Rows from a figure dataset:
## start

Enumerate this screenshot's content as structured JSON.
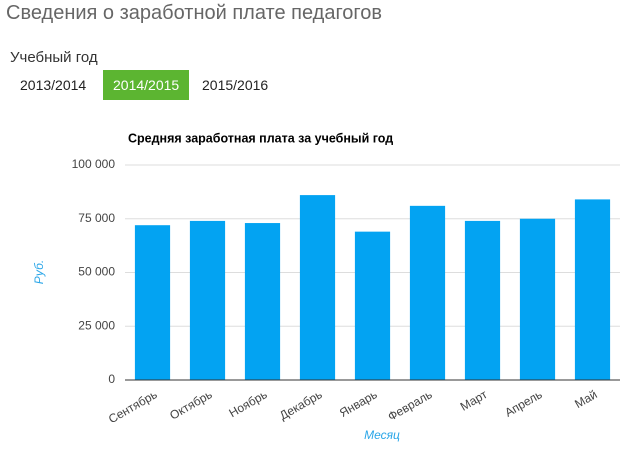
{
  "header": {
    "title": "Сведения о заработной плате педагогов"
  },
  "year_selector": {
    "label": "Учебный год",
    "options": [
      "2013/2014",
      "2014/2015",
      "2015/2016"
    ],
    "selected": 1
  },
  "chart_data": {
    "type": "bar",
    "title": "Средняя заработная плата за учебный год",
    "x_label": "Месяц",
    "y_label": "Руб.",
    "categories": [
      "Сентябрь",
      "Октябрь",
      "Ноябрь",
      "Декабрь",
      "Январь",
      "Февраль",
      "Март",
      "Апрель",
      "Май"
    ],
    "values": [
      72000,
      74000,
      73000,
      86000,
      69000,
      81000,
      74000,
      75000,
      84000
    ],
    "color": "#03a3f2",
    "ylim": [
      0,
      100000
    ],
    "yticks": [
      0,
      {
        "value": 25000,
        "label": "25 000"
      },
      {
        "value": 50000,
        "label": "50 000"
      },
      {
        "value": 75000,
        "label": "75 000"
      },
      {
        "value": 100000,
        "label": "100 000"
      }
    ],
    "grid": true
  }
}
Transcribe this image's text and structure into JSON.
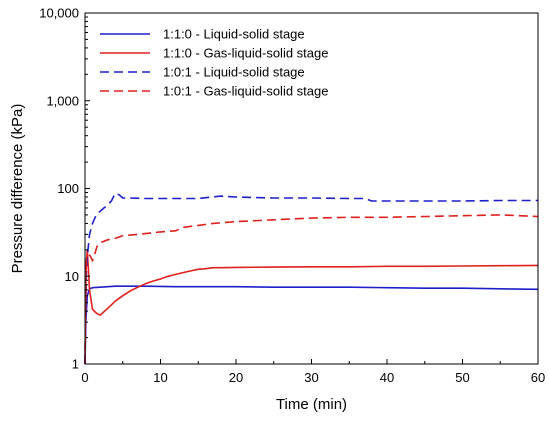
{
  "chart_data": {
    "type": "line",
    "title": "",
    "xlabel": "Time (min)",
    "ylabel": "Pressure difference (kPa)",
    "xlim": [
      0,
      60
    ],
    "ylim": [
      1,
      10000
    ],
    "yscale": "log",
    "grid": false,
    "legend_position": "top-left",
    "x_ticks": [
      0,
      10,
      20,
      30,
      40,
      50,
      60
    ],
    "x_tick_labels": [
      "0",
      "10",
      "20",
      "30",
      "40",
      "50",
      "60"
    ],
    "y_ticks": [
      1,
      10,
      100,
      1000,
      10000
    ],
    "y_tick_labels": [
      "1",
      "10",
      "100",
      "1,000",
      "10,000"
    ],
    "series": [
      {
        "name": "1:1:0 - Liquid-solid stage",
        "color": "#1f1fcc",
        "dash": "solid",
        "x": [
          0,
          0.1,
          0.3,
          0.6,
          1,
          2,
          3,
          4,
          5,
          8,
          12,
          15,
          20,
          25,
          30,
          35,
          40,
          45,
          50,
          55,
          60
        ],
        "y": [
          1,
          3,
          6,
          7.2,
          7.4,
          7.5,
          7.6,
          7.7,
          7.7,
          7.7,
          7.6,
          7.6,
          7.6,
          7.5,
          7.5,
          7.5,
          7.4,
          7.3,
          7.3,
          7.2,
          7.1
        ]
      },
      {
        "name": "1:1:0 - Gas-liquid-solid stage",
        "color": "#e0201c",
        "dash": "solid",
        "x": [
          0,
          0.15,
          0.3,
          0.6,
          1,
          1.5,
          2,
          3,
          4,
          5,
          6,
          7,
          8,
          9,
          10,
          11,
          12,
          13,
          14,
          15,
          16,
          17,
          18,
          20,
          25,
          30,
          35,
          40,
          45,
          50,
          55,
          60
        ],
        "y": [
          1,
          12,
          20,
          7,
          4.2,
          3.8,
          3.6,
          4.3,
          5.2,
          6,
          6.8,
          7.5,
          8.2,
          8.8,
          9.3,
          10,
          10.5,
          11,
          11.5,
          12,
          12.2,
          12.5,
          12.5,
          12.6,
          12.7,
          12.8,
          12.8,
          13,
          13,
          13.1,
          13.2,
          13.3
        ]
      },
      {
        "name": "1:0:1 - Liquid-solid stage",
        "color": "#1f1fcc",
        "dash": "dashed",
        "x": [
          0,
          0.1,
          0.2,
          0.4,
          0.6,
          1,
          1.5,
          2,
          2.5,
          3,
          3.5,
          4,
          4.5,
          5,
          6,
          8,
          10,
          15,
          18,
          20,
          25,
          30,
          35,
          37,
          38,
          40,
          45,
          50,
          55,
          60
        ],
        "y": [
          1,
          5,
          12,
          20,
          30,
          40,
          50,
          55,
          60,
          65,
          72,
          88,
          85,
          78,
          78,
          77,
          77,
          77,
          82,
          80,
          78,
          78,
          77,
          77,
          72,
          72,
          72,
          72,
          73,
          73
        ]
      },
      {
        "name": "1:0:1 - Gas-liquid-solid stage",
        "color": "#e0201c",
        "dash": "dashed",
        "x": [
          0,
          0.1,
          0.2,
          0.4,
          0.7,
          1,
          1.3,
          1.6,
          2,
          3,
          4,
          5,
          7,
          10,
          12,
          13,
          15,
          17,
          20,
          25,
          30,
          35,
          40,
          45,
          50,
          55,
          60
        ],
        "y": [
          1,
          10,
          16,
          18,
          17,
          15,
          18,
          22,
          24,
          26,
          27,
          29,
          30,
          32,
          33,
          36,
          38,
          40,
          42,
          44,
          46,
          47,
          47,
          48,
          49,
          50,
          48
        ]
      }
    ]
  }
}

## end

## AIM
Go through the preceding material and copy each line that has the word "title".

## ANSWER FOR THE TASK
    "title": "Сведения о заработной плате педагогов"
    "title": "Средняя заработная плата за учебный год",
    "title": "",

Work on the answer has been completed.